→ What to work on
Exactly reproduce the entries, dropping any pictures from your copy.
------ Material for this task ------
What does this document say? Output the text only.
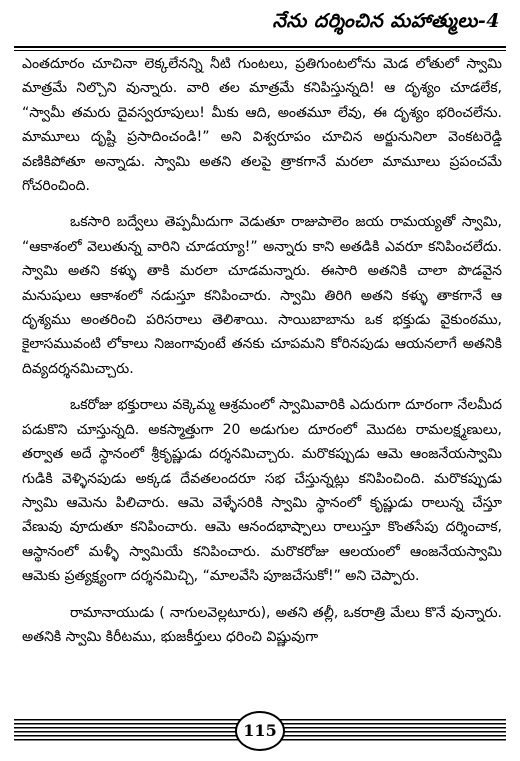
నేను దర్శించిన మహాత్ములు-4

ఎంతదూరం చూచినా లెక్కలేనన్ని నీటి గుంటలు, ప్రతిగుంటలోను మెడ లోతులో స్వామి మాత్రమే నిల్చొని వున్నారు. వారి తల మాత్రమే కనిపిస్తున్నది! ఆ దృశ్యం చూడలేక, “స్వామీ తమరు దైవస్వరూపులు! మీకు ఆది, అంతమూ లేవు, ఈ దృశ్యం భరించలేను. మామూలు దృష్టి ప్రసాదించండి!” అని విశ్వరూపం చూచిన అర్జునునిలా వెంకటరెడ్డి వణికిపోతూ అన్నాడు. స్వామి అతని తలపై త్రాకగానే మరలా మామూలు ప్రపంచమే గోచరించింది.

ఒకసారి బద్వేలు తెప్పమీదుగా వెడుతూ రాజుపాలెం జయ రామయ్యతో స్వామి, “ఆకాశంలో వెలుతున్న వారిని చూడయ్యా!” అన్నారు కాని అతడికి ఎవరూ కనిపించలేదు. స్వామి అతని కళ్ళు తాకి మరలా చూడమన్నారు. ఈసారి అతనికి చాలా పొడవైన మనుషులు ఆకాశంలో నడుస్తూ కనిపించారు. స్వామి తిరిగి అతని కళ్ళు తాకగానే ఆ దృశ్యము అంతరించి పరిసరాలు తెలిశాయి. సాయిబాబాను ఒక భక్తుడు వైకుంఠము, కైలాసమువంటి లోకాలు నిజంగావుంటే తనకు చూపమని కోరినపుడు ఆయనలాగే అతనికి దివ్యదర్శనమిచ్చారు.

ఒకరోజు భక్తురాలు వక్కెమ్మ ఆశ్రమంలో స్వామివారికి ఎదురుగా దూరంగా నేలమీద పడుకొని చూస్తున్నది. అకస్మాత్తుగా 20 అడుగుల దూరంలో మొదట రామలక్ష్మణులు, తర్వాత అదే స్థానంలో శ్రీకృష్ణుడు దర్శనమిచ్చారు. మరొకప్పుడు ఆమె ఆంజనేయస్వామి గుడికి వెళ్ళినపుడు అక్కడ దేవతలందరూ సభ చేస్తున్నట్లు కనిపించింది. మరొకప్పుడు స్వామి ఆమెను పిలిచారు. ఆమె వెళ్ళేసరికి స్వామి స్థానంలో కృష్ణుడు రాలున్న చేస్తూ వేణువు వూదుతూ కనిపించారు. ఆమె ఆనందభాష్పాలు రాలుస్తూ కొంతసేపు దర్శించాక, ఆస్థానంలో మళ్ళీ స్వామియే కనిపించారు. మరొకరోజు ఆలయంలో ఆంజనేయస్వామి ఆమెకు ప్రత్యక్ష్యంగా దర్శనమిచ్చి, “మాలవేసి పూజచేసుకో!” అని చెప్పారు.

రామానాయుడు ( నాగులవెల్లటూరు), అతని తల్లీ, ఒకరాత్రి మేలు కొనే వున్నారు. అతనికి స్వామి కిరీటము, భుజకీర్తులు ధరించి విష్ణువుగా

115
------
→ Solution for this problem
What does this document say? Output the text only.
నేను దర్శించిన మహాత్ములు-4

ఎంతదూరం చూచినా లెక్కలేనన్ని నీటి గుంటలు, ప్రతిగుంటలోను మెడ లోతులో స్వామి మాత్రమే నిల్చొని వున్నారు. వారి తల మాత్రమే కనిపిస్తున్నది! ఆ దృశ్యం చూడలేక, “స్వామీ తమరు దైవస్వరూపులు! మీకు ఆది, అంతమూ లేవు, ఈ దృశ్యం భరించలేను. మామూలు దృష్టి ప్రసాదించండి!” అని విశ్వరూపం చూచిన అర్జునునిలా వెంకటరెడ్డి వణికిపోతూ అన్నాడు. స్వామి అతని తలపై త్రాకగానే మరలా మామూలు ప్రపంచమే గోచరించింది.

ఒకసారి బద్వేలు తెప్పమీదుగా వెడుతూ రాజుపాలెం జయ రామయ్యతో స్వామి, “ఆకాశంలో వెలుతున్న వారిని చూడయ్యా!” అన్నారు కాని అతడికి ఎవరూ కనిపించలేదు. స్వామి అతని కళ్ళు తాకి మరలా చూడమన్నారు. ఈసారి అతనికి చాలా పొడవైన మనుషులు ఆకాశంలో నడుస్తూ కనిపించారు. స్వామి తిరిగి అతని కళ్ళు తాకగానే ఆ దృశ్యము అంతరించి పరిసరాలు తెలిశాయి. సాయిబాబాను ఒక భక్తుడు వైకుంఠము, కైలాసమువంటి లోకాలు నిజంగావుంటే తనకు చూపమని కోరినపుడు ఆయనలాగే అతనికి దివ్యదర్శనమిచ్చారు.

ఒకరోజు భక్తురాలు వక్కెమ్మ ఆశ్రమంలో స్వామివారికి ఎదురుగా దూరంగా నేలమీద పడుకొని చూస్తున్నది. అకస్మాత్తుగా 20 అడుగుల దూరంలో మొదట రామలక్ష్మణులు, తర్వాత అదే స్థానంలో శ్రీకృష్ణుడు దర్శనమిచ్చారు. మరొకప్పుడు ఆమె ఆంజనేయస్వామి గుడికి వెళ్ళినపుడు అక్కడ దేవతలందరూ సభ చేస్తున్నట్లు కనిపించింది. మరొకప్పుడు స్వామి ఆమెను పిలిచారు. ఆమె వెళ్ళేసరికి స్వామి స్థానంలో కృష్ణుడు రాలున్న చేస్తూ వేణువు వూదుతూ కనిపించారు. ఆమె ఆనందభాష్పాలు రాలుస్తూ కొంతసేపు దర్శించాక, ఆస్థానంలో మళ్ళీ స్వామియే కనిపించారు. మరొకరోజు ఆలయంలో ఆంజనేయస్వామి ఆమెకు ప్రత్యక్ష్యంగా దర్శనమిచ్చి, “మాలవేసి పూజచేసుకో!” అని చెప్పారు.

రామానాయుడు ( నాగులవెల్లటూరు), అతని తల్లీ, ఒకరాత్రి మేలు కొనే వున్నారు. అతనికి స్వామి కిరీటము, భుజకీర్తులు ధరించి విష్ణువుగా

115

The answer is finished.